* **GIVEN PROBLEM**
Tally the lines holding "pneus" and state only that figure.

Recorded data
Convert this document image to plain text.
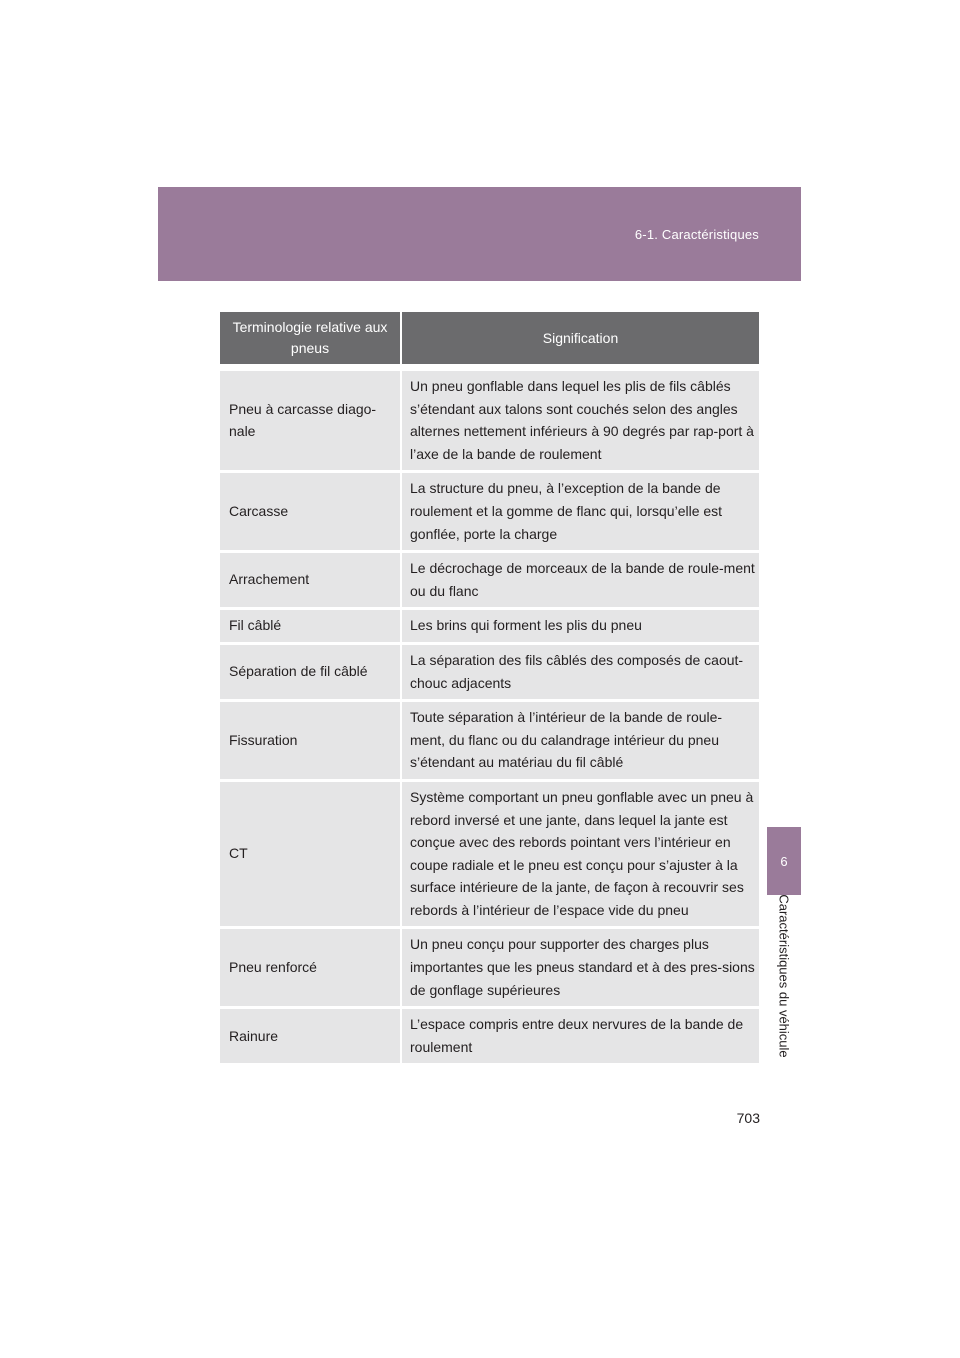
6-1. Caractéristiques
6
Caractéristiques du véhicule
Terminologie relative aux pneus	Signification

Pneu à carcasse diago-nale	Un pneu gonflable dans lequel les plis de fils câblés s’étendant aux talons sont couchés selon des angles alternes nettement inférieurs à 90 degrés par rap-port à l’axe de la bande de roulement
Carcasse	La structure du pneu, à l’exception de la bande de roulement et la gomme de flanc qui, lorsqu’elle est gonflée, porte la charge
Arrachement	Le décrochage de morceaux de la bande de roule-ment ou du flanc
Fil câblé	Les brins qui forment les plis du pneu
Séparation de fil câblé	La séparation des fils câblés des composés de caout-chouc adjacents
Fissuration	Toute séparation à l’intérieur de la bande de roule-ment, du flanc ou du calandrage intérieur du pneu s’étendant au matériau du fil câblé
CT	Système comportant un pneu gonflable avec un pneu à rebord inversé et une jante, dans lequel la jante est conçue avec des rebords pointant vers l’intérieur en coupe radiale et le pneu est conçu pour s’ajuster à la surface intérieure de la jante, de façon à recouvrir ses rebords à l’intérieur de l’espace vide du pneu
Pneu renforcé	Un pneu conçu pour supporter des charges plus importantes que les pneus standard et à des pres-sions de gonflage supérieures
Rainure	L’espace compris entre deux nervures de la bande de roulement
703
--
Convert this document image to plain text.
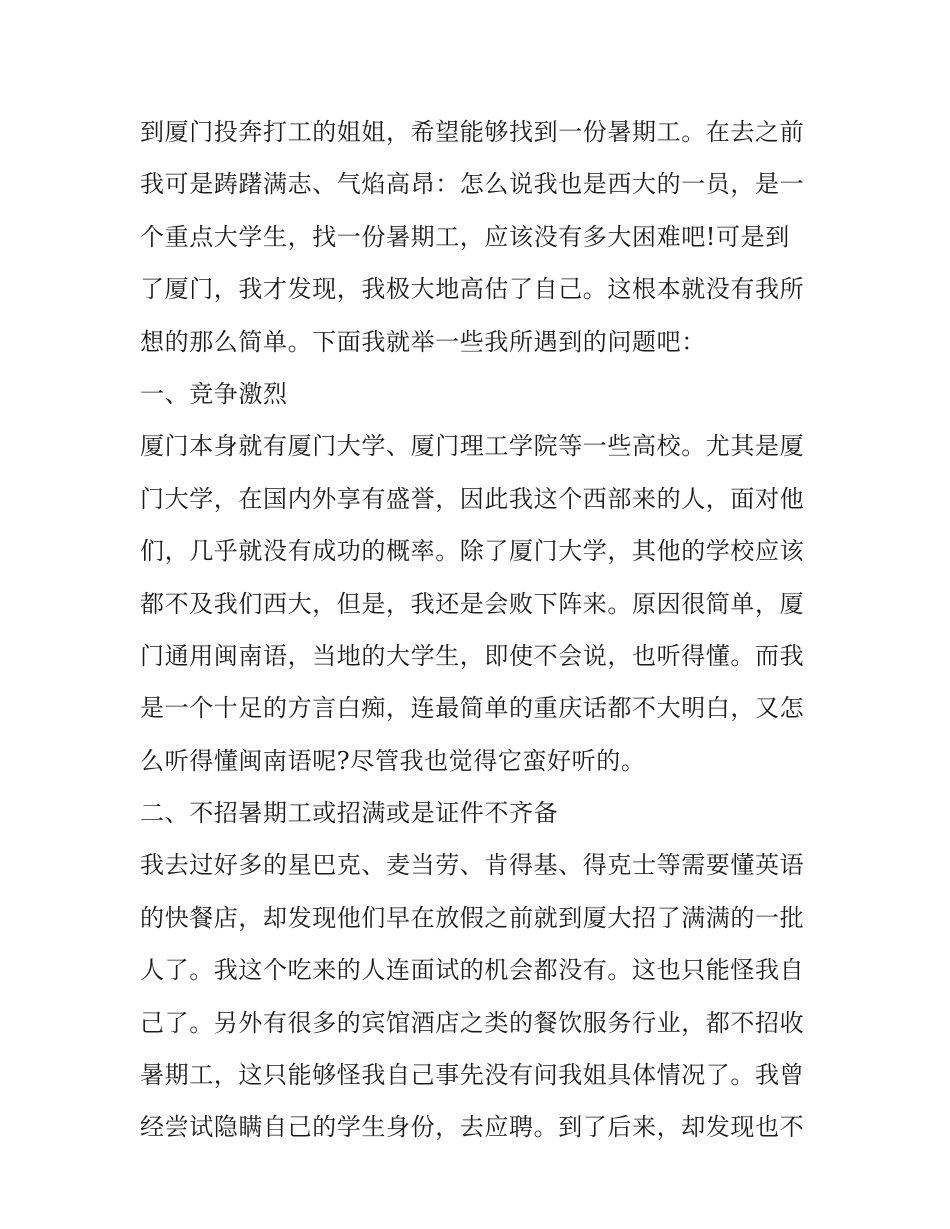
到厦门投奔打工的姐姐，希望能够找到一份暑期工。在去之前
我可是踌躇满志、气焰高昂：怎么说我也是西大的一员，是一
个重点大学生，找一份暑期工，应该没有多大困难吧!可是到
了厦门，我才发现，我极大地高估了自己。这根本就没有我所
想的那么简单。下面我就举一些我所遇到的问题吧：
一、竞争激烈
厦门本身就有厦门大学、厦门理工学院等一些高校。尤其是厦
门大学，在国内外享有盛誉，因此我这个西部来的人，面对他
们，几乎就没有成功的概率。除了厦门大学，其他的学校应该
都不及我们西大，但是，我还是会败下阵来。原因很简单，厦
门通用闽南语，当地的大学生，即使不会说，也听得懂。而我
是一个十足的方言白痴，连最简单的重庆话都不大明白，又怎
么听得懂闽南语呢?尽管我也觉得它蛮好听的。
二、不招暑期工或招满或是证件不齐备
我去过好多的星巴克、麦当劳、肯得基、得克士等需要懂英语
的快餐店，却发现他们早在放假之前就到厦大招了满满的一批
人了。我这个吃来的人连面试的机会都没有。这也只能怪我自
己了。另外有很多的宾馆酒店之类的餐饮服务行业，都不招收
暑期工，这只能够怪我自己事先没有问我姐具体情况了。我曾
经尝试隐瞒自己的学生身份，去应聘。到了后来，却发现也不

* **RESULT FOR THIS EXERCISE**
2